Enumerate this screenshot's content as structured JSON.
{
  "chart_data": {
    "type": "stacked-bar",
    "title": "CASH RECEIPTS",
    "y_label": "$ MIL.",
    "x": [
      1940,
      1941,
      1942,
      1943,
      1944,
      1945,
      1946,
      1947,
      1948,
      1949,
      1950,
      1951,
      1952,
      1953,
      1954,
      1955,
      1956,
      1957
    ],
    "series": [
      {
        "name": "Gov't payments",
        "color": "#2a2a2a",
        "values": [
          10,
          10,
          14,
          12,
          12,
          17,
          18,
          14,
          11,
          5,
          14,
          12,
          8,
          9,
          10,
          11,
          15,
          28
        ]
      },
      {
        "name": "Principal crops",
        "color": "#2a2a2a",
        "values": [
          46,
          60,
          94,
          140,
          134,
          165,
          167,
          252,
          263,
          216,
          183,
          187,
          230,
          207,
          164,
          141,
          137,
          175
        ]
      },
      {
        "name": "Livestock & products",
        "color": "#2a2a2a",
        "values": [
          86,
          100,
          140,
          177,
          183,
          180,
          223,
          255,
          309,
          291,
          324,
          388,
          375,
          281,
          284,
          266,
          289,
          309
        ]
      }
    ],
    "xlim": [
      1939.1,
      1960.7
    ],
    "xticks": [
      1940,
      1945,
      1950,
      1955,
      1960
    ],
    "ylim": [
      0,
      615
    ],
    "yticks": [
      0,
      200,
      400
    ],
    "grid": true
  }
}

+++++

*GIVEN EXERCISE*.
Output the records exactly, including every line.

*TASK ANSWER*.
Enumerate this screenshot's content as structured JSON.
{
  "chart_data": {
    "type": "stacked-bar",
    "title": "CASH RECEIPTS",
    "y_label": "$ MIL.",
    "x": [
      1940,
      1941,
      1942,
      1943,
      1944,
      1945,
      1946,
      1947,
      1948,
      1949,
      1950,
      1951,
      1952,
      1953,
      1954,
      1955,
      1956,
      1957
    ],
    "series": [
      {
        "name": "Gov't payments",
        "color": "#2a2a2a",
        "values": [
          10,
          10,
          14,
          12,
          12,
          17,
          18,
          14,
          11,
          5,
          14,
          12,
          8,
          9,
          10,
          11,
          15,
          28
        ]
      },
      {
        "name": "Principal crops",
        "color": "#2a2a2a",
        "values": [
          46,
          60,
          94,
          140,
          134,
          165,
          167,
          252,
          263,
          216,
          183,
          187,
          230,
          207,
          164,
          141,
          137,
          175
        ]
      },
      {
        "name": "Livestock & products",
        "color": "#2a2a2a",
        "values": [
          86,
          100,
          140,
          177,
          183,
          180,
          223,
          255,
          309,
          291,
          324,
          388,
          375,
          281,
          284,
          266,
          289,
          309
        ]
      }
    ],
    "xlim": [
      1939.1,
      1960.7
    ],
    "xticks": [
      1940,
      1945,
      1950,
      1955,
      1960
    ],
    "ylim": [
      0,
      615
    ],
    "yticks": [
      0,
      200,
      400
    ],
    "grid": true
  }
}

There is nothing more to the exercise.